Required work » Below is a listing; copy all of it exactly.

(Stored entries)
━━━━━━━━

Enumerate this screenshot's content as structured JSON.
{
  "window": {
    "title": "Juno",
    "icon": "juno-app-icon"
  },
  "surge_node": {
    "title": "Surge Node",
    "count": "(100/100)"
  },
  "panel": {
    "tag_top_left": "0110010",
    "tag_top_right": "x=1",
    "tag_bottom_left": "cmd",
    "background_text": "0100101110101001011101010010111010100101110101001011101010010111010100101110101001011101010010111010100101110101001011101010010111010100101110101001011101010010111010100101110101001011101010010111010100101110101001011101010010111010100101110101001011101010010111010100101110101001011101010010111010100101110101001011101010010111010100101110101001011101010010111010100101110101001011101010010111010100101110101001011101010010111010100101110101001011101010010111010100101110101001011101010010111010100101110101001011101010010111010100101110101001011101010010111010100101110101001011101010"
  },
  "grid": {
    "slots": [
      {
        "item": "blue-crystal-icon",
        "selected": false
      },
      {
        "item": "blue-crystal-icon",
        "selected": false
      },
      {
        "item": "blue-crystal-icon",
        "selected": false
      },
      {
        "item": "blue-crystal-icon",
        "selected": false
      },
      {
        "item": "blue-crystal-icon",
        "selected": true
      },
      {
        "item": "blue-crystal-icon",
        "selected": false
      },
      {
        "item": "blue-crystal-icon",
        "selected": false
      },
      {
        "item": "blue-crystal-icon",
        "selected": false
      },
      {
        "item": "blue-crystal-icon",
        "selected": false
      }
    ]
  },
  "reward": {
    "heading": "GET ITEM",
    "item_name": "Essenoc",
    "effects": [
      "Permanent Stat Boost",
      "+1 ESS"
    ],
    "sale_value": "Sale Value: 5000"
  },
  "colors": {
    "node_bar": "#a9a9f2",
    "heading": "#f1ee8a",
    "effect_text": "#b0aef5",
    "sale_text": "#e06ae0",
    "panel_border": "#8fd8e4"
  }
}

━━━━━━━━

Answer to the task »
Enumerate this screenshot's content as structured JSON.
{
  "window": {
    "title": "Juno",
    "icon": "juno-app-icon"
  },
  "surge_node": {
    "title": "Surge Node",
    "count": "(100/100)"
  },
  "panel": {
    "tag_top_left": "0110010",
    "tag_top_right": "x=1",
    "tag_bottom_left": "cmd",
    "background_text": "0100101110101001011101010010111010100101110101001011101010010111010100101110101001011101010010111010100101110101001011101010010111010100101110101001011101010010111010100101110101001011101010010111010100101110101001011101010010111010100101110101001011101010010111010100101110101001011101010010111010100101110101001011101010010111010100101110101001011101010010111010100101110101001011101010010111010100101110101001011101010010111010100101110101001011101010010111010100101110101001011101010010111010100101110101001011101010010111010100101110101001011101010010111010100101110101001011101010"
  },
  "grid": {
    "slots": [
      {
        "item": "blue-crystal-icon",
        "selected": false
      },
      {
        "item": "blue-crystal-icon",
        "selected": false
      },
      {
        "item": "blue-crystal-icon",
        "selected": false
      },
      {
        "item": "blue-crystal-icon",
        "selected": false
      },
      {
        "item": "blue-crystal-icon",
        "selected": true
      },
      {
        "item": "blue-crystal-icon",
        "selected": false
      },
      {
        "item": "blue-crystal-icon",
        "selected": false
      },
      {
        "item": "blue-crystal-icon",
        "selected": false
      },
      {
        "item": "blue-crystal-icon",
        "selected": false
      }
    ]
  },
  "reward": {
    "heading": "GET ITEM",
    "item_name": "Essenoc",
    "effects": [
      "Permanent Stat Boost",
      "+1 ESS"
    ],
    "sale_value": "Sale Value: 5000"
  },
  "colors": {
    "node_bar": "#a9a9f2",
    "heading": "#f1ee8a",
    "effect_text": "#b0aef5",
    "sale_text": "#e06ae0",
    "panel_border": "#8fd8e4"
  }
}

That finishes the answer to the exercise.